> [Requirements]:
Output each line of the material exactly as it stands.

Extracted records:
++++
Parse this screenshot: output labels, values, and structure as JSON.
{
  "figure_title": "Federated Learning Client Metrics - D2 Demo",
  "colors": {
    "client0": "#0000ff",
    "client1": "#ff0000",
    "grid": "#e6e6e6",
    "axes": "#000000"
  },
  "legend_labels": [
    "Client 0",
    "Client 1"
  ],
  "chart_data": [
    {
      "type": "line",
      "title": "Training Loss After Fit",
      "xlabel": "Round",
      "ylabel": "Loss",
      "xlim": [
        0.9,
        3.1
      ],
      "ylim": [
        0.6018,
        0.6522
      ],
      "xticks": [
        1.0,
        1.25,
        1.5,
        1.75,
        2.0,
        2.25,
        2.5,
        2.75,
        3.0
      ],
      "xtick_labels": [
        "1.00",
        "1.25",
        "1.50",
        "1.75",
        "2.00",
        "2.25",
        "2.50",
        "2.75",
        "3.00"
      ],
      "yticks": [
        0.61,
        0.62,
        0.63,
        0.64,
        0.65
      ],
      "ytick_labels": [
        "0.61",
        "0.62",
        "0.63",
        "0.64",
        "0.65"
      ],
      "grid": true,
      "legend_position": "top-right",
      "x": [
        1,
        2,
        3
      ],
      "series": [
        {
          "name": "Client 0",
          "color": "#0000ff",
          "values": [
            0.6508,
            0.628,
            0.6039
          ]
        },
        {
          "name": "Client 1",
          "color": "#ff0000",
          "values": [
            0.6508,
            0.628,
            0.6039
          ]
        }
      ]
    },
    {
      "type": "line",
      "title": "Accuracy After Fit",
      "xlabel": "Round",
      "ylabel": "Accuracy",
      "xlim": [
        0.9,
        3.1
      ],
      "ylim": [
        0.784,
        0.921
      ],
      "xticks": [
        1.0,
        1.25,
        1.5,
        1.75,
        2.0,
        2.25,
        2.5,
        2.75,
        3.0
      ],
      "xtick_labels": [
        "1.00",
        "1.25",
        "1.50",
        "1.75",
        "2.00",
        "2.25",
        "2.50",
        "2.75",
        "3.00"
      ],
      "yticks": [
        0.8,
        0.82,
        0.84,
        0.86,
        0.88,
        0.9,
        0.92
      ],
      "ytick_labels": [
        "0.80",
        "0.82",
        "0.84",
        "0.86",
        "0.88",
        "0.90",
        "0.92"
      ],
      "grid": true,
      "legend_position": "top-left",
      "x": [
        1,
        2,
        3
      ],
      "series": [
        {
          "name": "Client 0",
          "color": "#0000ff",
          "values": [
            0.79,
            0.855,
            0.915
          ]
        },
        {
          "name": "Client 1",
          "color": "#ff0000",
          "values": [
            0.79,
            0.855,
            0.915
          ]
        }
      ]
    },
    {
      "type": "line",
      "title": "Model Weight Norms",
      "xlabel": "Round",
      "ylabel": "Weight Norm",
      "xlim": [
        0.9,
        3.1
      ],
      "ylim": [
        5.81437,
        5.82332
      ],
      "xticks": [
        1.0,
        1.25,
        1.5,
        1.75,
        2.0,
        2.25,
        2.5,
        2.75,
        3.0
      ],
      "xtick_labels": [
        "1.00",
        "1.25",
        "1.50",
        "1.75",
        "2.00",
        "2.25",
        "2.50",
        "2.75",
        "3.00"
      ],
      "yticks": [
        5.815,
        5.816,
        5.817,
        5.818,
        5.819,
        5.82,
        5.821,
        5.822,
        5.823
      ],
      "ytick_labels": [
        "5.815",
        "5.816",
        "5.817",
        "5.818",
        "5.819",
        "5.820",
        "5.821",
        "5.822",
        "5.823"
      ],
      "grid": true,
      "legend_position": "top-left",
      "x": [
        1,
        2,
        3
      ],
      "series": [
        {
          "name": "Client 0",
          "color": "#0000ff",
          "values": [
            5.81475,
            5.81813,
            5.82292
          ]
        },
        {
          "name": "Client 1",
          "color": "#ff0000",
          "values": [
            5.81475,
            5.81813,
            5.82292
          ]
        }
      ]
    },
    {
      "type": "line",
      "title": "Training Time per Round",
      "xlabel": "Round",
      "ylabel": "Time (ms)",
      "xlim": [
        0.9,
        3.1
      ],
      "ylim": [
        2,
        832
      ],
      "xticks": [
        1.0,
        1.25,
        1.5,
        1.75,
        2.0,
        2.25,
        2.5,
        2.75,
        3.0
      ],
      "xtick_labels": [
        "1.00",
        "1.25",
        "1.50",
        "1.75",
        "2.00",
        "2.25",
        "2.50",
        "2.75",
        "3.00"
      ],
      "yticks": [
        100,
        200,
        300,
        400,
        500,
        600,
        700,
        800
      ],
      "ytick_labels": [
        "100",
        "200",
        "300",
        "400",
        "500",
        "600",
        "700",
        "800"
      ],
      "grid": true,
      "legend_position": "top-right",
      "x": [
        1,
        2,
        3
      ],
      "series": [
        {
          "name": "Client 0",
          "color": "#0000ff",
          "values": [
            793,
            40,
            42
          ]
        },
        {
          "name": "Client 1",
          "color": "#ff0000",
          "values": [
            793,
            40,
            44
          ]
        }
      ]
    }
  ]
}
++++
> [Solution]:
Parse this screenshot: output labels, values, and structure as JSON.
{
  "figure_title": "Federated Learning Client Metrics - D2 Demo",
  "colors": {
    "client0": "#0000ff",
    "client1": "#ff0000",
    "grid": "#e6e6e6",
    "axes": "#000000"
  },
  "legend_labels": [
    "Client 0",
    "Client 1"
  ],
  "chart_data": [
    {
      "type": "line",
      "title": "Training Loss After Fit",
      "xlabel": "Round",
      "ylabel": "Loss",
      "xlim": [
        0.9,
        3.1
      ],
      "ylim": [
        0.6018,
        0.6522
      ],
      "xticks": [
        1.0,
        1.25,
        1.5,
        1.75,
        2.0,
        2.25,
        2.5,
        2.75,
        3.0
      ],
      "xtick_labels": [
        "1.00",
        "1.25",
        "1.50",
        "1.75",
        "2.00",
        "2.25",
        "2.50",
        "2.75",
        "3.00"
      ],
      "yticks": [
        0.61,
        0.62,
        0.63,
        0.64,
        0.65
      ],
      "ytick_labels": [
        "0.61",
        "0.62",
        "0.63",
        "0.64",
        "0.65"
      ],
      "grid": true,
      "legend_position": "top-right",
      "x": [
        1,
        2,
        3
      ],
      "series": [
        {
          "name": "Client 0",
          "color": "#0000ff",
          "values": [
            0.6508,
            0.628,
            0.6039
          ]
        },
        {
          "name": "Client 1",
          "color": "#ff0000",
          "values": [
            0.6508,
            0.628,
            0.6039
          ]
        }
      ]
    },
    {
      "type": "line",
      "title": "Accuracy After Fit",
      "xlabel": "Round",
      "ylabel": "Accuracy",
      "xlim": [
        0.9,
        3.1
      ],
      "ylim": [
        0.784,
        0.921
      ],
      "xticks": [
        1.0,
        1.25,
        1.5,
        1.75,
        2.0,
        2.25,
        2.5,
        2.75,
        3.0
      ],
      "xtick_labels": [
        "1.00",
        "1.25",
        "1.50",
        "1.75",
        "2.00",
        "2.25",
        "2.50",
        "2.75",
        "3.00"
      ],
      "yticks": [
        0.8,
        0.82,
        0.84,
        0.86,
        0.88,
        0.9,
        0.92
      ],
      "ytick_labels": [
        "0.80",
        "0.82",
        "0.84",
        "0.86",
        "0.88",
        "0.90",
        "0.92"
      ],
      "grid": true,
      "legend_position": "top-left",
      "x": [
        1,
        2,
        3
      ],
      "series": [
        {
          "name": "Client 0",
          "color": "#0000ff",
          "values": [
            0.79,
            0.855,
            0.915
          ]
        },
        {
          "name": "Client 1",
          "color": "#ff0000",
          "values": [
            0.79,
            0.855,
            0.915
          ]
        }
      ]
    },
    {
      "type": "line",
      "title": "Model Weight Norms",
      "xlabel": "Round",
      "ylabel": "Weight Norm",
      "xlim": [
        0.9,
        3.1
      ],
      "ylim": [
        5.81437,
        5.82332
      ],
      "xticks": [
        1.0,
        1.25,
        1.5,
        1.75,
        2.0,
        2.25,
        2.5,
        2.75,
        3.0
      ],
      "xtick_labels": [
        "1.00",
        "1.25",
        "1.50",
        "1.75",
        "2.00",
        "2.25",
        "2.50",
        "2.75",
        "3.00"
      ],
      "yticks": [
        5.815,
        5.816,
        5.817,
        5.818,
        5.819,
        5.82,
        5.821,
        5.822,
        5.823
      ],
      "ytick_labels": [
        "5.815",
        "5.816",
        "5.817",
        "5.818",
        "5.819",
        "5.820",
        "5.821",
        "5.822",
        "5.823"
      ],
      "grid": true,
      "legend_position": "top-left",
      "x": [
        1,
        2,
        3
      ],
      "series": [
        {
          "name": "Client 0",
          "color": "#0000ff",
          "values": [
            5.81475,
            5.81813,
            5.82292
          ]
        },
        {
          "name": "Client 1",
          "color": "#ff0000",
          "values": [
            5.81475,
            5.81813,
            5.82292
          ]
        }
      ]
    },
    {
      "type": "line",
      "title": "Training Time per Round",
      "xlabel": "Round",
      "ylabel": "Time (ms)",
      "xlim": [
        0.9,
        3.1
      ],
      "ylim": [
        2,
        832
      ],
      "xticks": [
        1.0,
        1.25,
        1.5,
        1.75,
        2.0,
        2.25,
        2.5,
        2.75,
        3.0
      ],
      "xtick_labels": [
        "1.00",
        "1.25",
        "1.50",
        "1.75",
        "2.00",
        "2.25",
        "2.50",
        "2.75",
        "3.00"
      ],
      "yticks": [
        100,
        200,
        300,
        400,
        500,
        600,
        700,
        800
      ],
      "ytick_labels": [
        "100",
        "200",
        "300",
        "400",
        "500",
        "600",
        "700",
        "800"
      ],
      "grid": true,
      "legend_position": "top-right",
      "x": [
        1,
        2,
        3
      ],
      "series": [
        {
          "name": "Client 0",
          "color": "#0000ff",
          "values": [
            793,
            40,
            42
          ]
        },
        {
          "name": "Client 1",
          "color": "#ff0000",
          "values": [
            793,
            40,
            44
          ]
        }
      ]
    }
  ]
}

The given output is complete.